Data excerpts
───

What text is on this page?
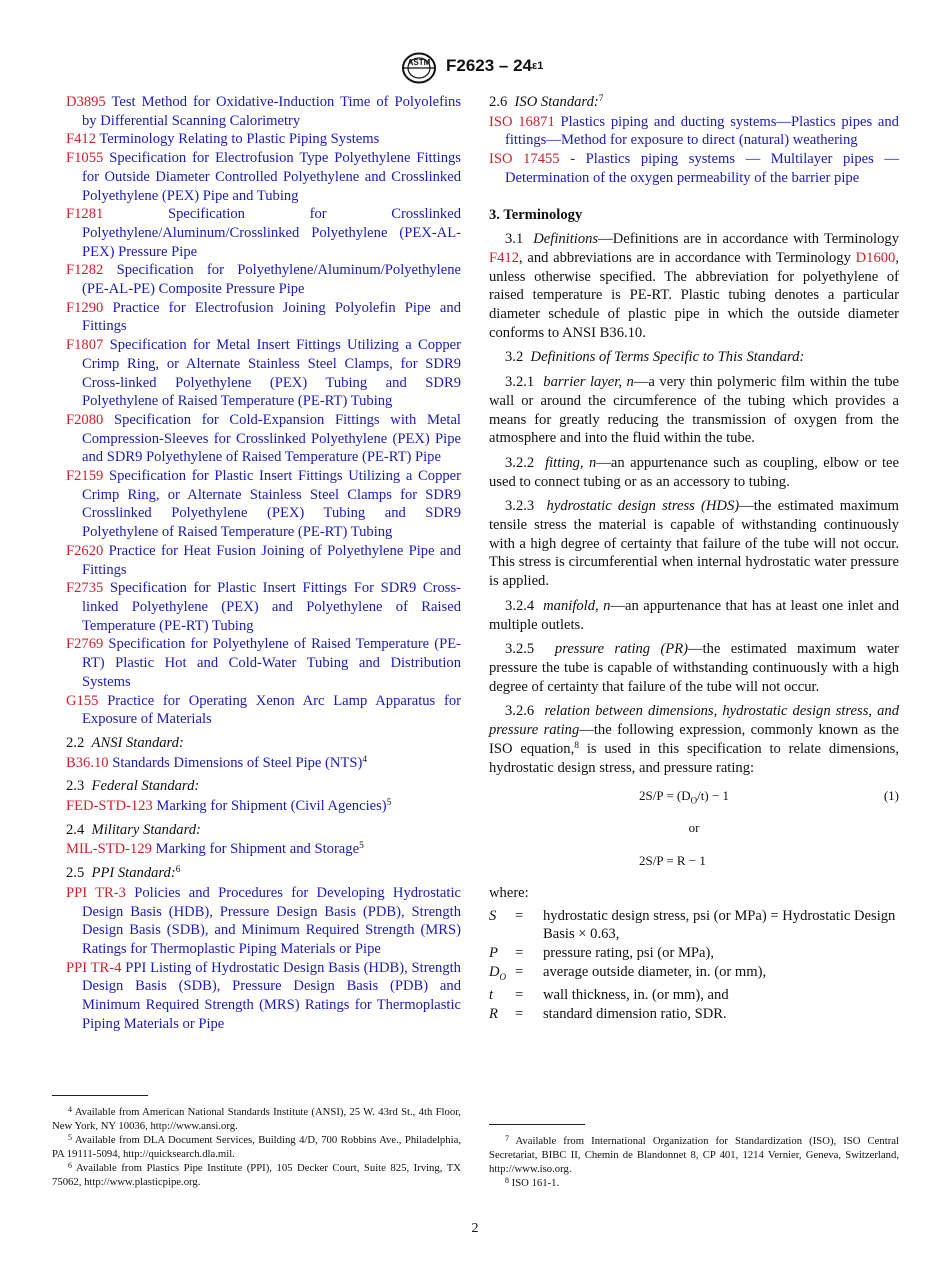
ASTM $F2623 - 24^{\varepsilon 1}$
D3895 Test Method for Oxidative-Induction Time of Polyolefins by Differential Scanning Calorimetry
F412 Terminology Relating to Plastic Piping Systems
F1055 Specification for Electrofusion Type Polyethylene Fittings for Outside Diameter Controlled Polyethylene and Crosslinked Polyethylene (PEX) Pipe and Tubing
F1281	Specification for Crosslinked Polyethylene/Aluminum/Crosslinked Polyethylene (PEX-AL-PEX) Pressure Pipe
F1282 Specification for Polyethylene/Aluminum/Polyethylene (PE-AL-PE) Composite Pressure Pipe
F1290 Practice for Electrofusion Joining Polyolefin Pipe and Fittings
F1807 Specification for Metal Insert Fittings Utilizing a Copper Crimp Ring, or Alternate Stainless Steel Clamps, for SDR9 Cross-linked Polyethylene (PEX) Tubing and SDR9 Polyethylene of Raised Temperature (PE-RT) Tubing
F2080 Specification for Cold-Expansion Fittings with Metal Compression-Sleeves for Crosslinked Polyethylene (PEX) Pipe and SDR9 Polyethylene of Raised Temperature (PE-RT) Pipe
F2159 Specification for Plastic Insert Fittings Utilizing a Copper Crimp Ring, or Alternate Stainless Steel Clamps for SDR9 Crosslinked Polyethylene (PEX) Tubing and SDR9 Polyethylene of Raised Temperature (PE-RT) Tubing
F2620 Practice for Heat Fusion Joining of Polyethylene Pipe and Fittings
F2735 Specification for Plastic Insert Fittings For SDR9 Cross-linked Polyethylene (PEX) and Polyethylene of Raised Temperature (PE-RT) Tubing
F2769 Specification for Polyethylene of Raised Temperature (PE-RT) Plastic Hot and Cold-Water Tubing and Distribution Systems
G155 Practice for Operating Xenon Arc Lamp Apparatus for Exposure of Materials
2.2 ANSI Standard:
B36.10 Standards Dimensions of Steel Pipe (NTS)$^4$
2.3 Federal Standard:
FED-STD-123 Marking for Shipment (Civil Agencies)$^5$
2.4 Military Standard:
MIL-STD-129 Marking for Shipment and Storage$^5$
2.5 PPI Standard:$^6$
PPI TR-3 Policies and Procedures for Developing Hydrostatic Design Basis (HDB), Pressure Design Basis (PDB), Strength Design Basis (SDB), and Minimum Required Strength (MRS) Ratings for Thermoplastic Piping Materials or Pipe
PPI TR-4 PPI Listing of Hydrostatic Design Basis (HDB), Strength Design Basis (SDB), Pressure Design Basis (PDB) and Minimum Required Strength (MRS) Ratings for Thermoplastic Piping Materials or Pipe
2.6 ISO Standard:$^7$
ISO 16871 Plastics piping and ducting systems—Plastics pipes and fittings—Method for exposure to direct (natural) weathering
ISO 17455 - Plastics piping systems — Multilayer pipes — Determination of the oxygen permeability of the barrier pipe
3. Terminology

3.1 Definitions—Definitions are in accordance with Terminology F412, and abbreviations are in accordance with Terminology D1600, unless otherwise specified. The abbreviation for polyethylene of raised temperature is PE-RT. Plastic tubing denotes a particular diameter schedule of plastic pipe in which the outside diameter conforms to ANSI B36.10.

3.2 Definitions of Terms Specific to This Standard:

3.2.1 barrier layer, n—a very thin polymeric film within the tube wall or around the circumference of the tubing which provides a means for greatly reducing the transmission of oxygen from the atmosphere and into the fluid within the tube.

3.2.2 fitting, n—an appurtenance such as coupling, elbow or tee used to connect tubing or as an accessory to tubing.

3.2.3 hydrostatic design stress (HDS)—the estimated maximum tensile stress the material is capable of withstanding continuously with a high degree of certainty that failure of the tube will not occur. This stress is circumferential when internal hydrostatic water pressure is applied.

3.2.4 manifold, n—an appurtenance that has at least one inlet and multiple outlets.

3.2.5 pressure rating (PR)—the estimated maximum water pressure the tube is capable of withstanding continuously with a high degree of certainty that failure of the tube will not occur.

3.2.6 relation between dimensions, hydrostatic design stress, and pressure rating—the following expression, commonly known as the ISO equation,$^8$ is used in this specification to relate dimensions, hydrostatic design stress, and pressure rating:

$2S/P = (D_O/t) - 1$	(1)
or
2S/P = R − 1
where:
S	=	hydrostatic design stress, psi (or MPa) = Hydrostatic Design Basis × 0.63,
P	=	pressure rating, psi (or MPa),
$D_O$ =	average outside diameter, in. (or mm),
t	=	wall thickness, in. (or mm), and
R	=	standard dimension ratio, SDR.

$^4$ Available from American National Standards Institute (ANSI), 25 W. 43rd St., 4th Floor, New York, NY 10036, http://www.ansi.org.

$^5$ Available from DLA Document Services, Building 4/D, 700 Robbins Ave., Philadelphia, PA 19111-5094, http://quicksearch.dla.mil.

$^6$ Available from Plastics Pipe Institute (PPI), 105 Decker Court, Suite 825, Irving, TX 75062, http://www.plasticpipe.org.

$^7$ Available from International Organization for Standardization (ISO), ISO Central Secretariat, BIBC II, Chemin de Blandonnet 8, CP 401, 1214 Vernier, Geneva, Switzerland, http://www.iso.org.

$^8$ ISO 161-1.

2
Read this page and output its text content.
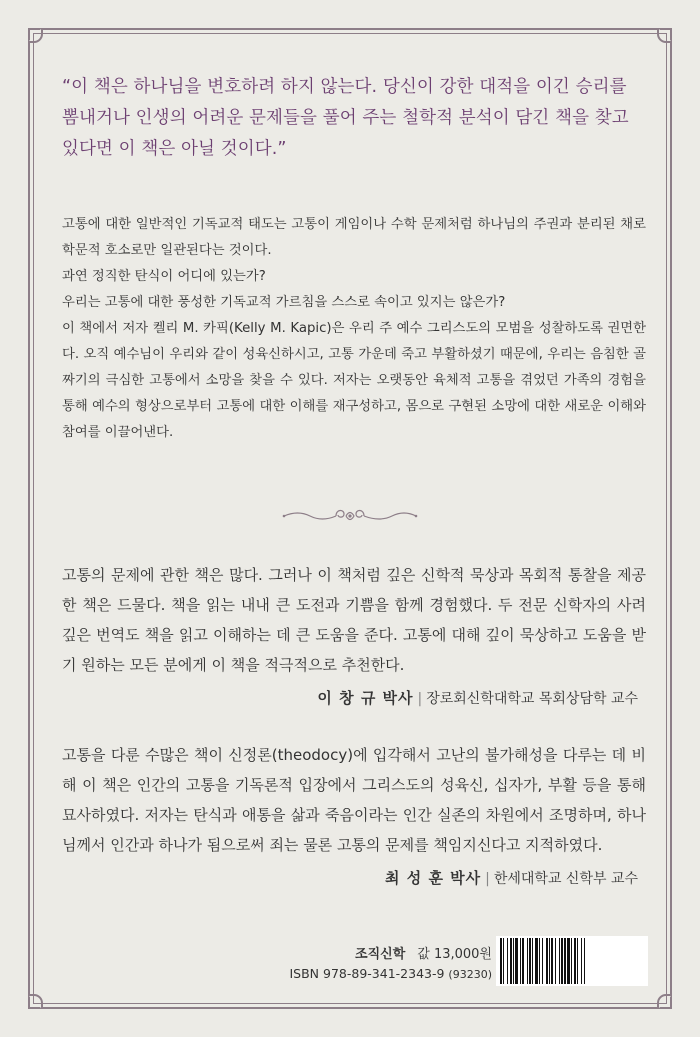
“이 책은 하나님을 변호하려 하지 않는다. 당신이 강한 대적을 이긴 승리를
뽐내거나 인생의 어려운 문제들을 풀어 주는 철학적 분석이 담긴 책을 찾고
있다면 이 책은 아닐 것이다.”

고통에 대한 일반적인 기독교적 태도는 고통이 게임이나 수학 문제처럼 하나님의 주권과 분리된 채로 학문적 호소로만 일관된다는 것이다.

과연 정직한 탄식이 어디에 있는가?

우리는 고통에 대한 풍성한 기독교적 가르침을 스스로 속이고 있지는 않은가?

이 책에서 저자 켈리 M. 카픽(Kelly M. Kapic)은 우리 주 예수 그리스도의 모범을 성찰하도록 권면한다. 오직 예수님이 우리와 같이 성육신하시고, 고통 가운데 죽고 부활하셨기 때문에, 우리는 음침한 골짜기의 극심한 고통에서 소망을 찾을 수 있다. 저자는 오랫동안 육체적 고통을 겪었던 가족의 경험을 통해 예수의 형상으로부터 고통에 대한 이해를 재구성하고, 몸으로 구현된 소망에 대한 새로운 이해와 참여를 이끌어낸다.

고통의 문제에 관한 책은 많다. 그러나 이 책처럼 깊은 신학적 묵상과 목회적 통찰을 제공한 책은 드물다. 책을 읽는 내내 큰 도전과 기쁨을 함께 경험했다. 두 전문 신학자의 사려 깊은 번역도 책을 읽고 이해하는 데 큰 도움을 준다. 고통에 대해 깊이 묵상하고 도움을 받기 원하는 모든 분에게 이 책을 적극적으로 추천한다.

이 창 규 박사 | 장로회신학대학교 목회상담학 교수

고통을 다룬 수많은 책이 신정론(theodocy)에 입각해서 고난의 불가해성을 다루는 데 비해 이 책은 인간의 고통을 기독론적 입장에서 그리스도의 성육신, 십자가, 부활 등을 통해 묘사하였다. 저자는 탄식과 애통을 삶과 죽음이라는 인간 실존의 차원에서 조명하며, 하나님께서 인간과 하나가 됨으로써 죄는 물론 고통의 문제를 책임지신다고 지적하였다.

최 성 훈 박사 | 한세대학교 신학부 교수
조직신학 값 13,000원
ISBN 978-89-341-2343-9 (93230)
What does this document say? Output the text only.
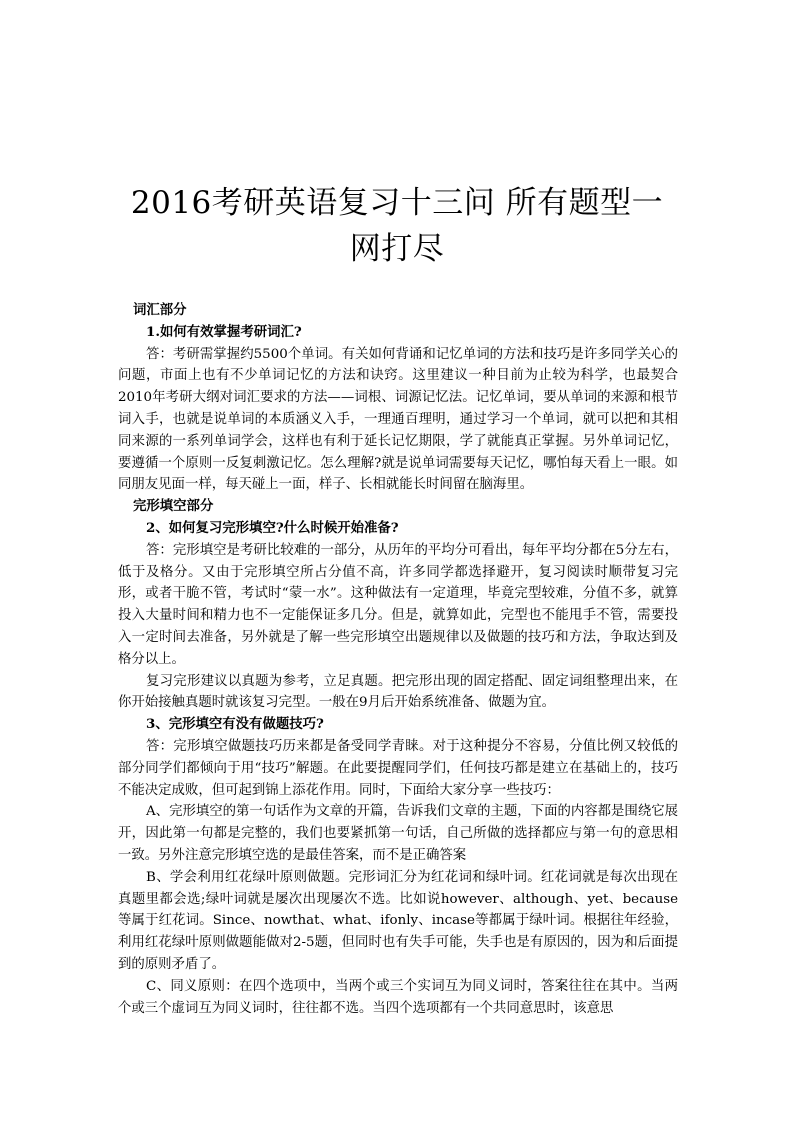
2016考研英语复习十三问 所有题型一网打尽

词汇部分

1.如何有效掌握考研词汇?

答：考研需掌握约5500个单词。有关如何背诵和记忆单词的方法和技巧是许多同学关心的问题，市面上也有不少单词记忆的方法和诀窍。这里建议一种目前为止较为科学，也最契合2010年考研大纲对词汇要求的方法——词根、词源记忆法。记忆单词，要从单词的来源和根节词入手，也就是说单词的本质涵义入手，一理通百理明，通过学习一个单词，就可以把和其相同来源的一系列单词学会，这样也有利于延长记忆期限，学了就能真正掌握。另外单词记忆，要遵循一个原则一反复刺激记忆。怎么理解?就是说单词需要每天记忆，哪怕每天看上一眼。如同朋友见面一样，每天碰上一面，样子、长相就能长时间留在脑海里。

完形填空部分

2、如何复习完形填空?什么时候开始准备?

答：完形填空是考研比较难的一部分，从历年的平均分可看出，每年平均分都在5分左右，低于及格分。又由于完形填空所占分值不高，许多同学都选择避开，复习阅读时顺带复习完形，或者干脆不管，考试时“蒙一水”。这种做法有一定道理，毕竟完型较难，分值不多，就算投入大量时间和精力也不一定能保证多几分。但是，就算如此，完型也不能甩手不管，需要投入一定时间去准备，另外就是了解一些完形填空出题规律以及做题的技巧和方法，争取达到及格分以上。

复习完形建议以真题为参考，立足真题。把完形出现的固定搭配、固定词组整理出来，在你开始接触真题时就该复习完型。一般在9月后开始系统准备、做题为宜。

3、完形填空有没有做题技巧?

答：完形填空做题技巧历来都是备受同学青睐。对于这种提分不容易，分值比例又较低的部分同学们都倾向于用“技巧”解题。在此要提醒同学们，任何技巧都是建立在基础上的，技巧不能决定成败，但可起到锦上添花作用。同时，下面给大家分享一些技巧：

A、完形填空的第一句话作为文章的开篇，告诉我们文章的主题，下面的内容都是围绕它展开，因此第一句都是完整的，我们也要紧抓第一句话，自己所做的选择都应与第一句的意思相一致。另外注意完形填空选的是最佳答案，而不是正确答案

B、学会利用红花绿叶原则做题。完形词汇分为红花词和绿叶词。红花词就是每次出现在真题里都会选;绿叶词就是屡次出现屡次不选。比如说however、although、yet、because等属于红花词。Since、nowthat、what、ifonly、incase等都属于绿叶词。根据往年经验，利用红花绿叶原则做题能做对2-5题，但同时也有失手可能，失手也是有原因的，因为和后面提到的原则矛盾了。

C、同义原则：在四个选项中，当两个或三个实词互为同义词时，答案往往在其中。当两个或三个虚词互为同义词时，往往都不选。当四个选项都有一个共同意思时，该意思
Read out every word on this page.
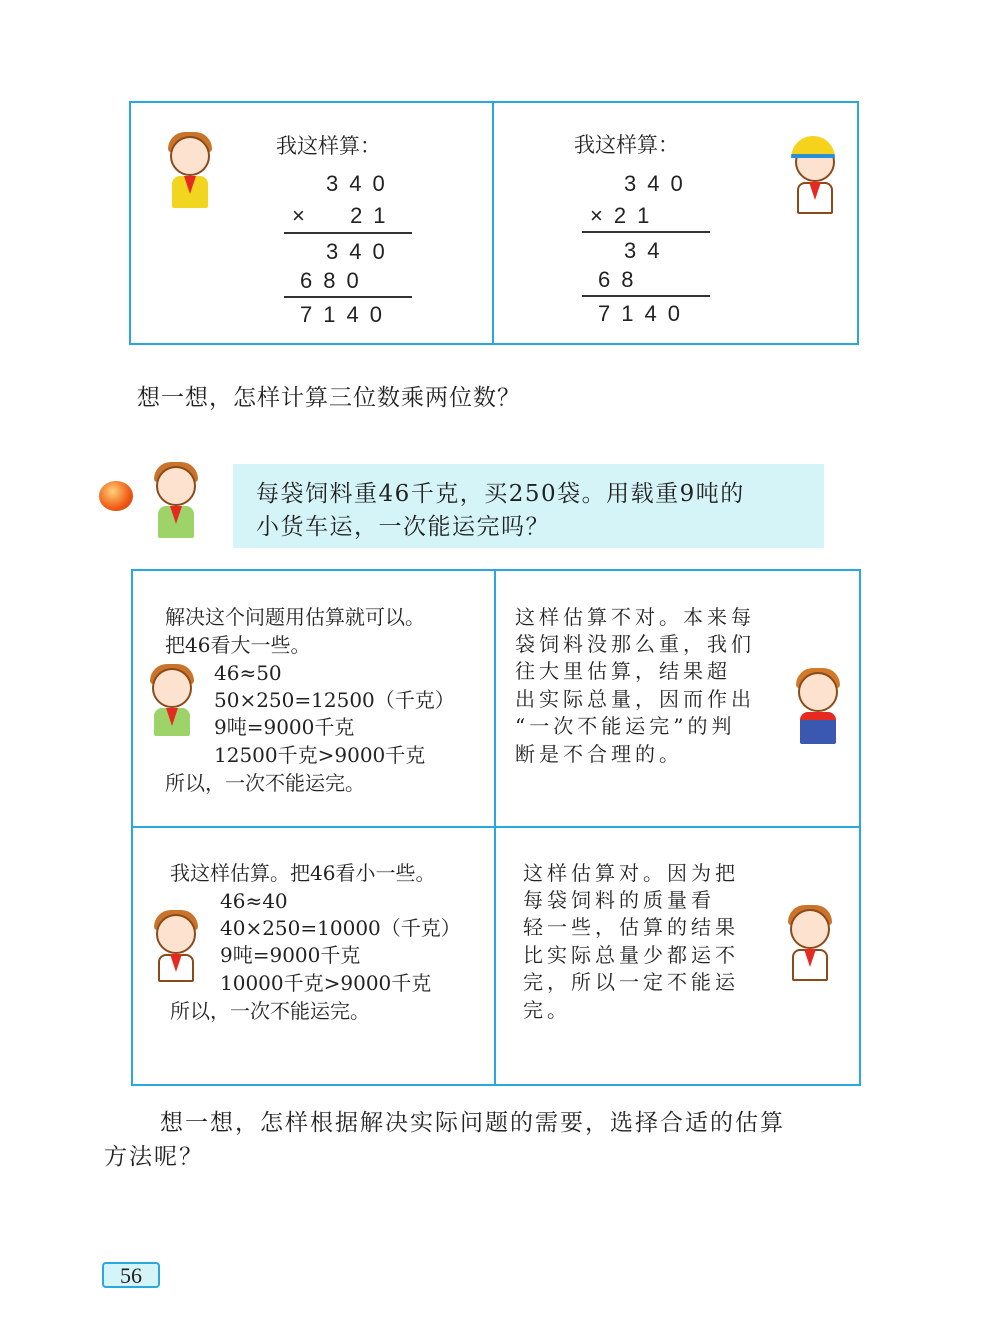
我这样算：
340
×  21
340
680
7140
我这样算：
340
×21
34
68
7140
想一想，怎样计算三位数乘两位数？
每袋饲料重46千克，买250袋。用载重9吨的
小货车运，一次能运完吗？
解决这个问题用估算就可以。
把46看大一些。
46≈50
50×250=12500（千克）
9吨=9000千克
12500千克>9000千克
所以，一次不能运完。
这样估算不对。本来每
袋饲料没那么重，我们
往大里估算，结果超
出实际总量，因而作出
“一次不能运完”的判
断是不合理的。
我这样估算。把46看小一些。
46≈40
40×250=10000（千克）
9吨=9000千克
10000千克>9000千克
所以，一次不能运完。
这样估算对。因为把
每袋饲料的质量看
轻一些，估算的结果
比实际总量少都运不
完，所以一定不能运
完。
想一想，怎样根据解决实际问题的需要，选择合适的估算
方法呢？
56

───

• [WHAT THE TASK ASKS] Work out the count of lines containing the word "Joining", then write only that count.

• [CORRECT ANSWER] 2